#### PROVIDED PASSAGE
##########
Our 2021 Workforce Diversity Report

At LinkedIn, we are building a more diverse and inclusive company where all talent thrives. We envision a workforce that reflects the communities we serve, and diversity, inclusion, and belonging (DIBs) remain our number one talent priority. Over the past 12 months we’ve made significant investments, and we’re seeing advances across our DIBS strategy globally. In this year’s workforce diversity report, we’re sharing an update on our progress with a mix of enthusiasm for the momentum we have established and deep humility in recognizing that we have more work to do.

We’ve accelerated our work to create an environment of belonging across LinkedIn. This work is global in scope with a goal to build a consistent culture of inclusion that every employee at LinkedIn is responsible for driving. We partner with organizations that share our commitment to creating diverse and inclusive workplaces and offer invaluable expertise directly developing our talent strategy. Last year, we launched our inclusive leadership for managers initiative, reaching over three-quarters of our global manager population. We are now expanding on that foundation with additional learning paths for people managers and a growing portfolio of offerings for individual contributors (ICs).
##########
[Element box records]
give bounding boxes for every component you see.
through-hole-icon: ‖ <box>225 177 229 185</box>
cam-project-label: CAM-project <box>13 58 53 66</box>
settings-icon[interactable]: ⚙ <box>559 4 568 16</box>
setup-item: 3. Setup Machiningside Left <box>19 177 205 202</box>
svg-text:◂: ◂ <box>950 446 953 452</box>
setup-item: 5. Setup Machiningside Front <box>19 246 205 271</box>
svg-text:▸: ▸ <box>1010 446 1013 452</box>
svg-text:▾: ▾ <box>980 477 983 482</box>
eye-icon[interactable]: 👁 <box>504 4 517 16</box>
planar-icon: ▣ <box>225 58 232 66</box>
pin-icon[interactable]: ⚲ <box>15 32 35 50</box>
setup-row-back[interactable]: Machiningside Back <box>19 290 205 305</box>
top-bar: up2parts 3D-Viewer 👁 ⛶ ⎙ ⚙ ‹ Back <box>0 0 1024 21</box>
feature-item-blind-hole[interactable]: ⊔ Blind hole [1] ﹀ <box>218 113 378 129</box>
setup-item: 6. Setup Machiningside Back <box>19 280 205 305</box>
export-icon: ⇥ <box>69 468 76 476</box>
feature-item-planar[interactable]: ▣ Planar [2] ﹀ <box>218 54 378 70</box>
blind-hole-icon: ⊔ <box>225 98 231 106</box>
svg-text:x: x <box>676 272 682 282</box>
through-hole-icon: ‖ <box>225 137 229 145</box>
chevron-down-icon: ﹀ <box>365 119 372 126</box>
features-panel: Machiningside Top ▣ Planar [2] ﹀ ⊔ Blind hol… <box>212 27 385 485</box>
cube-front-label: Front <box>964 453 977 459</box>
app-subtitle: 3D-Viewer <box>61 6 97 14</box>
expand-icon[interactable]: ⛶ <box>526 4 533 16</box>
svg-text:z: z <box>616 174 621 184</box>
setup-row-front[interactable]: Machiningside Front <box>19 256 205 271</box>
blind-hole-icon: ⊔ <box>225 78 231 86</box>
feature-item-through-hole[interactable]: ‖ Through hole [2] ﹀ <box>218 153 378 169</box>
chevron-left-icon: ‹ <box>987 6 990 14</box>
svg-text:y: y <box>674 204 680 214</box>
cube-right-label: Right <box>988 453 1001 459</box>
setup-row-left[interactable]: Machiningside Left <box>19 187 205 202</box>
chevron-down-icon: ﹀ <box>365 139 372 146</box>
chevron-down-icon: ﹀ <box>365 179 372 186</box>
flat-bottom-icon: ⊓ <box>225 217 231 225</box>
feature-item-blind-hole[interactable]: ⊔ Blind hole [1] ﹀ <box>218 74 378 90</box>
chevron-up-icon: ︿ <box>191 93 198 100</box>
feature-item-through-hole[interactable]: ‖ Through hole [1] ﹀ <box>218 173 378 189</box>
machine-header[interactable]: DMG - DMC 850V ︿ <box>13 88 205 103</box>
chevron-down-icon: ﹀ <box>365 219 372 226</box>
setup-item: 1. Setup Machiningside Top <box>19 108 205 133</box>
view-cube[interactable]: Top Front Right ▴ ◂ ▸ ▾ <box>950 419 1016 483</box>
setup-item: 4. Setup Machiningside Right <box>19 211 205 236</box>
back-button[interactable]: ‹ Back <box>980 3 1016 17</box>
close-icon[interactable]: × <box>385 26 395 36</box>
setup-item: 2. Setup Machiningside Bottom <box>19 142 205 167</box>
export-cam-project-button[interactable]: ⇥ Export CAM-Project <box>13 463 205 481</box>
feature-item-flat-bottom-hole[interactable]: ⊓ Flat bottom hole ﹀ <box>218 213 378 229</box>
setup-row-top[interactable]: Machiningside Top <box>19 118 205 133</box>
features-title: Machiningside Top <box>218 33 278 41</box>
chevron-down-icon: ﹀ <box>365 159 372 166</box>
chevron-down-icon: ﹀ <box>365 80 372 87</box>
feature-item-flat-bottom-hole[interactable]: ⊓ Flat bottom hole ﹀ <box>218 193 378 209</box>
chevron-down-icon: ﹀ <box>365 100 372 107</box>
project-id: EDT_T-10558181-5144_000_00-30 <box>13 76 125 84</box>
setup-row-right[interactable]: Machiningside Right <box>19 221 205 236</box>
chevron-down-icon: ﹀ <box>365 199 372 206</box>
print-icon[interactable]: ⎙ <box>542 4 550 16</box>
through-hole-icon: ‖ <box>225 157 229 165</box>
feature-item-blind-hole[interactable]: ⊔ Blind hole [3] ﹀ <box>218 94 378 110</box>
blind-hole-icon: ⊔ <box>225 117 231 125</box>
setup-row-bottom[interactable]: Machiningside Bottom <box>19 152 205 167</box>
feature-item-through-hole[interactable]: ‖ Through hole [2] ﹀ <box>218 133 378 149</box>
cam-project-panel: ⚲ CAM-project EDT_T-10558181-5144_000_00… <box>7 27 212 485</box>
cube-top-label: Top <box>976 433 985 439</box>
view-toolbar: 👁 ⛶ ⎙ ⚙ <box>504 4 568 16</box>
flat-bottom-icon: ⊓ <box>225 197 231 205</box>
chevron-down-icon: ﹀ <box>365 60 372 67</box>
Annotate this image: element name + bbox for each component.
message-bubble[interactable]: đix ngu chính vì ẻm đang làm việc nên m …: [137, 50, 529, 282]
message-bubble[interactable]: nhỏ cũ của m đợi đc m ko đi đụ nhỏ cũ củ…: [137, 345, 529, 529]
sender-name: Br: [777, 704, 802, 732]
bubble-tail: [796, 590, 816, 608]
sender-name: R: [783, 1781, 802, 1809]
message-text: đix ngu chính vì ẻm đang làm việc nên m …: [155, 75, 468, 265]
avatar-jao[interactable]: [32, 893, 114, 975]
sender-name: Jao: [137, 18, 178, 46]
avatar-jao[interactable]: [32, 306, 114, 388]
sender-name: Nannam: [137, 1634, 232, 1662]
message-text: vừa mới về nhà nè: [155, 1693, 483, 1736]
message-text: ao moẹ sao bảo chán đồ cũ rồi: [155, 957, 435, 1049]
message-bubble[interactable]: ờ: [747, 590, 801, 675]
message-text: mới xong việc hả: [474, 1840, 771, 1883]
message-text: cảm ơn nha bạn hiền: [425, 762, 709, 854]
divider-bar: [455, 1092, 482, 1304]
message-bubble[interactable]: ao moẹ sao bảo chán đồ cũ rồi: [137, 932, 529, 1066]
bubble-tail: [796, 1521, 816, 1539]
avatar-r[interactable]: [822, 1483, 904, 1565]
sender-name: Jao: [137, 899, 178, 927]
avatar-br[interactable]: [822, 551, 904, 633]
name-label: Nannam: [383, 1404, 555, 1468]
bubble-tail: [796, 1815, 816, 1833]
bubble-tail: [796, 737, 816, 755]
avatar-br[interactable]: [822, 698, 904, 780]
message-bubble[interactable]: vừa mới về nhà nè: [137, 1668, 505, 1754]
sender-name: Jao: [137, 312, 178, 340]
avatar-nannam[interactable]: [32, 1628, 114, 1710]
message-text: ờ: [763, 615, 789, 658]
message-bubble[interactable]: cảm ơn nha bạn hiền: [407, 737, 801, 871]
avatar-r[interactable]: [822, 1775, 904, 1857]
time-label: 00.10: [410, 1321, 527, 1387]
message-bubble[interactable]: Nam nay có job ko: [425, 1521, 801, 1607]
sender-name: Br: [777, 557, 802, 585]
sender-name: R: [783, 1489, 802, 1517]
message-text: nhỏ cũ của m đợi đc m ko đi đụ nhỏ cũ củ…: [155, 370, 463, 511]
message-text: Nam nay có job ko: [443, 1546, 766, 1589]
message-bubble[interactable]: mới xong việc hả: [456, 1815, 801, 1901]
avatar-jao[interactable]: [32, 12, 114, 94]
##########
#### PROBLEM STATEMENT
Go on with the workforce diversity report from the point where it stops.

#### REPLY
Last year, we made a public commitment to double the number of Black and Latino leaders, managers, and senior individual contributors in our U.S. workforce by FY25. After a strong FY21, we are proud to report that we’re pacing ahead of schedule on this commitment, growing the Black leader, manager, and senior IC population by 35.0%, and the equivalent Latino population by 20.3%. Our highest growth has been at the leadership level, where Black and Latino representation at the Director+ level have grown by 1.5 pp and 1.0 pp, respectively over the past year. More broadly, we’ve seen strong growth in representation at all levels, where U.S. Black employee representation grew by 1.0 pp and Latino representation by 0.6 pp. We have also placed an emphasis on gender diversity globally. We saw progress in the representation of women in technical roles, which grew at 1.3 pp this year. Our representation of women in leadership remained stable at 41.8% and will continue to be a global focus area in each of our three regions.

Looking ahead, we will continue to build on the momentum we established in FY21 by focusing on our core strategic pillars — Environment of Belonging, Growth & Development, Inclusion Recruiting, and Strategic Partnerships. We also launched an Equity Strategy organization to help drive equal access and equitable outcomes in our products and platform experience. By continuing to invest in this forever work, we aim to create long-term, sustained progress that continues to help us evolve to where we aspire to be.

Environment of Belonging

Underpinning our strategy is a continued focus on the environment we create for every employee. Our priority is to ensure that our people managers provide inclusive leadership to their teams. This group—the people who most influence employee careers and the day-to-day working culture—is essential to our progress.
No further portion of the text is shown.